» **Dataset records**:
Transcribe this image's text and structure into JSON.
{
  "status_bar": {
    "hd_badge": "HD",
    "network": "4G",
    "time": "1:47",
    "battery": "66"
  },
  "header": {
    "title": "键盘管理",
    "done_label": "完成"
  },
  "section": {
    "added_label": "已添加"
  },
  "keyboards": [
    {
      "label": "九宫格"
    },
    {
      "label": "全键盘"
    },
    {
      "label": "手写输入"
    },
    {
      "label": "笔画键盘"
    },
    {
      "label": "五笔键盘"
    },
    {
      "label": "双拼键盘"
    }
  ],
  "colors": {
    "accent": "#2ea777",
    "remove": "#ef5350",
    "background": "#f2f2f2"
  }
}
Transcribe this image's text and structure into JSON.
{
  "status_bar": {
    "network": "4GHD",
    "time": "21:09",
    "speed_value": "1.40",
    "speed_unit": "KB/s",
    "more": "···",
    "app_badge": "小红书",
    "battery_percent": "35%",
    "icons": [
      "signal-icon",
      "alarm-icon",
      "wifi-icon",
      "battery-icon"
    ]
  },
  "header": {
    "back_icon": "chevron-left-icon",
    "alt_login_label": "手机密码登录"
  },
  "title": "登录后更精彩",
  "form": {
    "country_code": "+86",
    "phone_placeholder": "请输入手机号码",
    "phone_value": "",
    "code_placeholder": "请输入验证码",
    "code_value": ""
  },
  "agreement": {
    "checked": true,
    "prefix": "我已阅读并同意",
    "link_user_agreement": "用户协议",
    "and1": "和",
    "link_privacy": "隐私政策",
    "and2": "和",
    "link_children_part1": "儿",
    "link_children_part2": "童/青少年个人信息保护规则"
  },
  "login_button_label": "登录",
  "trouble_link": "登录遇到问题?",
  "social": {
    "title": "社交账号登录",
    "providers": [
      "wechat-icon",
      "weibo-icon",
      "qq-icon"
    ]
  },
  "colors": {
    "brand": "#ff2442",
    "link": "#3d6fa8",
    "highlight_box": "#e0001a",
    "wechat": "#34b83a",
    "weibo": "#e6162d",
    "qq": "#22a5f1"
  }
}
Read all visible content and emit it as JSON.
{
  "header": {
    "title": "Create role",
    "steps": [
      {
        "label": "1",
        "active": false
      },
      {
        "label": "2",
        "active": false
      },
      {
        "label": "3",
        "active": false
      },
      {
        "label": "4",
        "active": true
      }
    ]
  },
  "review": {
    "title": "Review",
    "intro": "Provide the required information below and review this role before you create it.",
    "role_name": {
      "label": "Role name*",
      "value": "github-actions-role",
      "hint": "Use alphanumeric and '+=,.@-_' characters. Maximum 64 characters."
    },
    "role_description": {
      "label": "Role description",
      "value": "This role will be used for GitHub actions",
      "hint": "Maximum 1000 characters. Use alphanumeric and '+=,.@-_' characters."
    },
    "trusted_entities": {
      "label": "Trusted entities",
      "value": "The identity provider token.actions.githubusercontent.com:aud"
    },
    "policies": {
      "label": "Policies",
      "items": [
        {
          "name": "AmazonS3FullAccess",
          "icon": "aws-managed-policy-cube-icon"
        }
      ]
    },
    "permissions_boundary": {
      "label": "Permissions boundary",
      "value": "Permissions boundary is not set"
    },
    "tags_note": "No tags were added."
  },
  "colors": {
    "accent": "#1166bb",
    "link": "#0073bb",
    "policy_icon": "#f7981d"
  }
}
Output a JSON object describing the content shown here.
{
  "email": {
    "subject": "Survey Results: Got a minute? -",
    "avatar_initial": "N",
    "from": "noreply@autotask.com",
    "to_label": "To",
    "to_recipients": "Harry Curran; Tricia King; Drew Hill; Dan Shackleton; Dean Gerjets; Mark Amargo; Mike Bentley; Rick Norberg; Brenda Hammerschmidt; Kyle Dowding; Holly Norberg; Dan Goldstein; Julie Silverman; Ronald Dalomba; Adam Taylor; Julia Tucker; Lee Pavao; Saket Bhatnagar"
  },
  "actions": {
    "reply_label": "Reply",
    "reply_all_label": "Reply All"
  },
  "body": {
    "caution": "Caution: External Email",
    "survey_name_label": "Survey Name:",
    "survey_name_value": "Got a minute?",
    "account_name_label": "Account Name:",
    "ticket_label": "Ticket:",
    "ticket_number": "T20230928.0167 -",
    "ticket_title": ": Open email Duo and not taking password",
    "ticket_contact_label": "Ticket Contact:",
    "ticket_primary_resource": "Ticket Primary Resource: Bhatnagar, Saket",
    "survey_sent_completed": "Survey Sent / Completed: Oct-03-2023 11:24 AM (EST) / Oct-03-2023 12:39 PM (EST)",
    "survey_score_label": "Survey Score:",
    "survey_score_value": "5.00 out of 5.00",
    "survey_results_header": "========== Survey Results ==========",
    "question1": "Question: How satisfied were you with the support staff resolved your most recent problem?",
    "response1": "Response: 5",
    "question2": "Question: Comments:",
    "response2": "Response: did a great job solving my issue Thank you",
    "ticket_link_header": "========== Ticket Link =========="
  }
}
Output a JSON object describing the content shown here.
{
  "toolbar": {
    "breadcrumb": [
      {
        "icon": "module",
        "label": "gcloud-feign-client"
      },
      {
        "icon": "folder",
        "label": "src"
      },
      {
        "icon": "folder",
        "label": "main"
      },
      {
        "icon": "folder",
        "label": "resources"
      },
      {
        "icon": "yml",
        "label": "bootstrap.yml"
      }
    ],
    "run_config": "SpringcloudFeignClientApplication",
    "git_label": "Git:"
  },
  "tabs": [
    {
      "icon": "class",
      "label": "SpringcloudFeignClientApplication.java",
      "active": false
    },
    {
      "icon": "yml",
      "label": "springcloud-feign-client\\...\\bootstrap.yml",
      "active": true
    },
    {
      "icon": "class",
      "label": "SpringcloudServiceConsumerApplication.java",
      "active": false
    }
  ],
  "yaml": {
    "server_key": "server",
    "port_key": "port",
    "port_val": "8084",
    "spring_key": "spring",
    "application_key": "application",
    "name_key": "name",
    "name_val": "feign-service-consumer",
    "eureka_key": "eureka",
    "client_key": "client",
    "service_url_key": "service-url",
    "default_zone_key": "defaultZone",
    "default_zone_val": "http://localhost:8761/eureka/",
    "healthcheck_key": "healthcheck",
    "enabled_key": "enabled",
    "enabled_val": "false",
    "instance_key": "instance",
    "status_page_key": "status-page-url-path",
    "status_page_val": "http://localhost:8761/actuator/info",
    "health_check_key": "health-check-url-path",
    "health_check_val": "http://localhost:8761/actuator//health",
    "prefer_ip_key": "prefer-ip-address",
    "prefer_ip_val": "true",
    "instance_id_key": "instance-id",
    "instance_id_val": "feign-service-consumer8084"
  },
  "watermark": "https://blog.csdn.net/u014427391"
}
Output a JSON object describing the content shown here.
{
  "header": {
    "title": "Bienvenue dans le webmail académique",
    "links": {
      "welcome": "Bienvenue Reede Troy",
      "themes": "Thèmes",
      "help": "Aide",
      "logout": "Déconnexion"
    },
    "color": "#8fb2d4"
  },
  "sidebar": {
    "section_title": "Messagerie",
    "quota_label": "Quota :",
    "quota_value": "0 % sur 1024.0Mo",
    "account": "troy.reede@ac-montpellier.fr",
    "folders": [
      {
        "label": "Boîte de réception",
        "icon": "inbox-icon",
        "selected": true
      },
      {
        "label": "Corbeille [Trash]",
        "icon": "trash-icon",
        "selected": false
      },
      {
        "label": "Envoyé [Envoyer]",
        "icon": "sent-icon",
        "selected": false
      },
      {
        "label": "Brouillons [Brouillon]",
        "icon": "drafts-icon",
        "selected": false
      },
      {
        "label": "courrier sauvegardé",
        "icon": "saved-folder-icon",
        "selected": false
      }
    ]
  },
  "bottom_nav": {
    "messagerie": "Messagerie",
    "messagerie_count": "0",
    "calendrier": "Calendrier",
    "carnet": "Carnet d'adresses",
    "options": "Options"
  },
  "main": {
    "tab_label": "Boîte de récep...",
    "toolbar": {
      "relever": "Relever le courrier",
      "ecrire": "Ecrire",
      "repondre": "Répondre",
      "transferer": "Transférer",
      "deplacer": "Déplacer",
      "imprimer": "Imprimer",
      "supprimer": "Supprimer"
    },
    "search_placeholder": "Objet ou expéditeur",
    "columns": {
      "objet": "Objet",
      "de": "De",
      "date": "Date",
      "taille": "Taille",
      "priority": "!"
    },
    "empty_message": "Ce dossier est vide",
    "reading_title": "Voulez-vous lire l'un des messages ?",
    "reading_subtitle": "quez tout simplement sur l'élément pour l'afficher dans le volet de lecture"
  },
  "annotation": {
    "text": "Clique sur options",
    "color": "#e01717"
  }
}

» **Stated task**:
Say how many lines hold the word "minute", giving the number and nothing else.

» **Answer for the task**:
2